====== MATERIAL PROVIDED ======

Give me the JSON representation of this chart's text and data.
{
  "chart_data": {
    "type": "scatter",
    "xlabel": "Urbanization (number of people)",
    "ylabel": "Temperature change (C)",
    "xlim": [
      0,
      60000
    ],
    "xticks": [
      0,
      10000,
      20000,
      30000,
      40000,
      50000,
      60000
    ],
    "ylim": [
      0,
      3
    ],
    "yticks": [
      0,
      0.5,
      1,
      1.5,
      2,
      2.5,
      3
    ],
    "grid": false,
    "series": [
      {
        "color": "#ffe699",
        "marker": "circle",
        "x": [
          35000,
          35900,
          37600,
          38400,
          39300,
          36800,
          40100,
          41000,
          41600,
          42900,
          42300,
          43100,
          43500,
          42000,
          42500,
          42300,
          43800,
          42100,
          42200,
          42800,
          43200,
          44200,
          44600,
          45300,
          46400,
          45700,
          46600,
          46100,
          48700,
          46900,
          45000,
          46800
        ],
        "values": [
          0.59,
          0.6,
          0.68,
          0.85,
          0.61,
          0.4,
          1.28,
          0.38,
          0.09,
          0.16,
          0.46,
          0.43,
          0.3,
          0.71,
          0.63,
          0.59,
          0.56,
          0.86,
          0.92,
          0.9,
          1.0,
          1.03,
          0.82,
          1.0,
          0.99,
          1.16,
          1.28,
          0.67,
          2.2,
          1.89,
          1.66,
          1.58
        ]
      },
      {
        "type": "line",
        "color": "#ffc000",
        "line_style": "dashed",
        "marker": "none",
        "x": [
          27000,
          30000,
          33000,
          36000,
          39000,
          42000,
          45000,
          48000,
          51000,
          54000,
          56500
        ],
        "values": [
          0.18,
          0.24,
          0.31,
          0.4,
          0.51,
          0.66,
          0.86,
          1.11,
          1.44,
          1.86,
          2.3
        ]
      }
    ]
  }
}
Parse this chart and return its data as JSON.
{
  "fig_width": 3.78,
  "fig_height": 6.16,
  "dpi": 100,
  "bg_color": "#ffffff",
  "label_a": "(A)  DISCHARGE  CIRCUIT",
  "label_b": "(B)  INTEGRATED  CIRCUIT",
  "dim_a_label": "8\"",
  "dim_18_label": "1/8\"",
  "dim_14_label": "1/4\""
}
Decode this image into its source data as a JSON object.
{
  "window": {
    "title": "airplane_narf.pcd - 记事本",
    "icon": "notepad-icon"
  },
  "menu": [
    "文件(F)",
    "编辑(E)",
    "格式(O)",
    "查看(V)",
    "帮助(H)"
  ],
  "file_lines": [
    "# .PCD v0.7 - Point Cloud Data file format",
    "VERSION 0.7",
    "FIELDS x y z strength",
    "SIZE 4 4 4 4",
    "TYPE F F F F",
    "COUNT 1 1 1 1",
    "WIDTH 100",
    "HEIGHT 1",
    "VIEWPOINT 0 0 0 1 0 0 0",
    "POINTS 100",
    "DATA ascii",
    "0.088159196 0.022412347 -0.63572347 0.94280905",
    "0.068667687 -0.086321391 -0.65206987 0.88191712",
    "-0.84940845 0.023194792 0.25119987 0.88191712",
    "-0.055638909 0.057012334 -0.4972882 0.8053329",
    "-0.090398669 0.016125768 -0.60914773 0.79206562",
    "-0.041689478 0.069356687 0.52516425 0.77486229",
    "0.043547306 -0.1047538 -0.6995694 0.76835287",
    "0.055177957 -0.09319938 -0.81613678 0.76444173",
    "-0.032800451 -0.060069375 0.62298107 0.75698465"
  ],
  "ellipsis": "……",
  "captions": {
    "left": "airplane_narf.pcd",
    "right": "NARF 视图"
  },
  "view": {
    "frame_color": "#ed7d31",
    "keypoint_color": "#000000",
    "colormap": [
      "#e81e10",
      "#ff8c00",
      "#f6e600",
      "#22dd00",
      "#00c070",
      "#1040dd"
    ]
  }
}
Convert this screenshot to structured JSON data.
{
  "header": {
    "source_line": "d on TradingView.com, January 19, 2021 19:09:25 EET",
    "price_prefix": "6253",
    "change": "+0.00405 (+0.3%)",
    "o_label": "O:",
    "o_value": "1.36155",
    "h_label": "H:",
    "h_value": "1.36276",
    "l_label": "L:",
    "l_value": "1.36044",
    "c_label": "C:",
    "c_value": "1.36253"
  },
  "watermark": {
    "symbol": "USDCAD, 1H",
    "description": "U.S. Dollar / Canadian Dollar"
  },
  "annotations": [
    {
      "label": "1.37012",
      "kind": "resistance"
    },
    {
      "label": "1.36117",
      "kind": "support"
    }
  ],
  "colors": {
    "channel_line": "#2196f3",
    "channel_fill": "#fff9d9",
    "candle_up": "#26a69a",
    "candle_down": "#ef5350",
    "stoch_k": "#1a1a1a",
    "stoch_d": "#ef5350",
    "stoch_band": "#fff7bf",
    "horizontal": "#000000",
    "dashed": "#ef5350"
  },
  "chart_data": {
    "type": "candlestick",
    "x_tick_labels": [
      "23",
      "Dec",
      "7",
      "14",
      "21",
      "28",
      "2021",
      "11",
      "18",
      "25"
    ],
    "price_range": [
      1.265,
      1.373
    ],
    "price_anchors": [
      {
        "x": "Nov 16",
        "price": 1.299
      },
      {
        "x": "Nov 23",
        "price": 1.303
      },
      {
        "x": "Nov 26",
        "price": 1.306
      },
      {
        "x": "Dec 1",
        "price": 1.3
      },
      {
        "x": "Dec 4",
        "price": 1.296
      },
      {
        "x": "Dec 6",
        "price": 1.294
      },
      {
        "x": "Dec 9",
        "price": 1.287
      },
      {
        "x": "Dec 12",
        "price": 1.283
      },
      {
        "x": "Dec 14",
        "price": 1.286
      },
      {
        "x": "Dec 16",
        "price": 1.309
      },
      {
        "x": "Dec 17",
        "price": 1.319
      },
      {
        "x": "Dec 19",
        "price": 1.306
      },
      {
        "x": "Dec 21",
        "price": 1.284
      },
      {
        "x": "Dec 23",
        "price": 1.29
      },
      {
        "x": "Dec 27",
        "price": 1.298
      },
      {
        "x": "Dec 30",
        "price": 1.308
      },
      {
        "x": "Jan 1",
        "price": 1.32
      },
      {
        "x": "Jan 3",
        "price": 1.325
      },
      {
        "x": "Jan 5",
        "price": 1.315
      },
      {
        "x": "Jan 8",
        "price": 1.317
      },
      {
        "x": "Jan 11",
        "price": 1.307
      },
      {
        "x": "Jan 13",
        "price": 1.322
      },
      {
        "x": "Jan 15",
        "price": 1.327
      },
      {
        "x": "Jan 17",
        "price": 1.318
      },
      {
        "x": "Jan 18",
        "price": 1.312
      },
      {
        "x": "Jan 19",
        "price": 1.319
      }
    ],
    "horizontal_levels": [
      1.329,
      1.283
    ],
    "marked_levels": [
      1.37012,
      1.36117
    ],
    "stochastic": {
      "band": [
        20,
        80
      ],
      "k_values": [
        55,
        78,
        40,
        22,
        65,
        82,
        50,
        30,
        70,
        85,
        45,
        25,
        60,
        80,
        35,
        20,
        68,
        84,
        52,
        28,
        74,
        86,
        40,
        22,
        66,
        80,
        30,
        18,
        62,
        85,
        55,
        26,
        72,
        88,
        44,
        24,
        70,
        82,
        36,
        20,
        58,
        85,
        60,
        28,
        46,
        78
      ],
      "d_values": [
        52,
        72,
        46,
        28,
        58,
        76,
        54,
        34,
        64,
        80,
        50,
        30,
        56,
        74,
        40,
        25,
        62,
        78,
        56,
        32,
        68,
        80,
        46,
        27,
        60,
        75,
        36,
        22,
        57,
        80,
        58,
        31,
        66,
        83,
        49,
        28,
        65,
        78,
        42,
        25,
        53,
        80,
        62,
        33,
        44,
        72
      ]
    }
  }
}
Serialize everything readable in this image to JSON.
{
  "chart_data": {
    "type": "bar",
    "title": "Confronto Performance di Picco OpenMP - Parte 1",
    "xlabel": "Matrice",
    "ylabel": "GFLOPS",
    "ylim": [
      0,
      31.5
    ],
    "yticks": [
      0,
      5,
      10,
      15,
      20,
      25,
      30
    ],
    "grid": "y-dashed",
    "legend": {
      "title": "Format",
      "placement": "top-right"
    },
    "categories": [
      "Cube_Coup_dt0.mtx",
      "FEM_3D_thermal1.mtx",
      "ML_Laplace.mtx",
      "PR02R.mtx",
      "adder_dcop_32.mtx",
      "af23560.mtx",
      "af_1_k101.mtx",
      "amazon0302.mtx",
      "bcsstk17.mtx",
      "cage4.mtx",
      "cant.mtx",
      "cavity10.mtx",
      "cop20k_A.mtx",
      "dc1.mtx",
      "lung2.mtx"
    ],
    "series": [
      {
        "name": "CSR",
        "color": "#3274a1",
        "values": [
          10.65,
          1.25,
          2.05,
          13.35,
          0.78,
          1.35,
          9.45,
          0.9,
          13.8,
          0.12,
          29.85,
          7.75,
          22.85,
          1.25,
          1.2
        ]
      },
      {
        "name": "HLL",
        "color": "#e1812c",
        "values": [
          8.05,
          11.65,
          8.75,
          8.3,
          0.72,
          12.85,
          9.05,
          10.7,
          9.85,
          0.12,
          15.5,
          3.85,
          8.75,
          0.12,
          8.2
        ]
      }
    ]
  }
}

======

AIM: Your output consists solely of the lines from the one with "Serialize everything readable" through the last line, copied exactly.

TASK ANSWER:
Serialize everything readable in this image to JSON.
{
  "chart_data": {
    "type": "bar",
    "title": "Confronto Performance di Picco OpenMP - Parte 1",
    "xlabel": "Matrice",
    "ylabel": "GFLOPS",
    "ylim": [
      0,
      31.5
    ],
    "yticks": [
      0,
      5,
      10,
      15,
      20,
      25,
      30
    ],
    "grid": "y-dashed",
    "legend": {
      "title": "Format",
      "placement": "top-right"
    },
    "categories": [
      "Cube_Coup_dt0.mtx",
      "FEM_3D_thermal1.mtx",
      "ML_Laplace.mtx",
      "PR02R.mtx",
      "adder_dcop_32.mtx",
      "af23560.mtx",
      "af_1_k101.mtx",
      "amazon0302.mtx",
      "bcsstk17.mtx",
      "cage4.mtx",
      "cant.mtx",
      "cavity10.mtx",
      "cop20k_A.mtx",
      "dc1.mtx",
      "lung2.mtx"
    ],
    "series": [
      {
        "name": "CSR",
        "color": "#3274a1",
        "values": [
          10.65,
          1.25,
          2.05,
          13.35,
          0.78,
          1.35,
          9.45,
          0.9,
          13.8,
          0.12,
          29.85,
          7.75,
          22.85,
          1.25,
          1.2
        ]
      },
      {
        "name": "HLL",
        "color": "#e1812c",
        "values": [
          8.05,
          11.65,
          8.75,
          8.3,
          0.72,
          12.85,
          9.05,
          10.7,
          9.85,
          0.12,
          15.5,
          3.85,
          8.75,
          0.12,
          8.2
        ]
      }
    ]
  }
}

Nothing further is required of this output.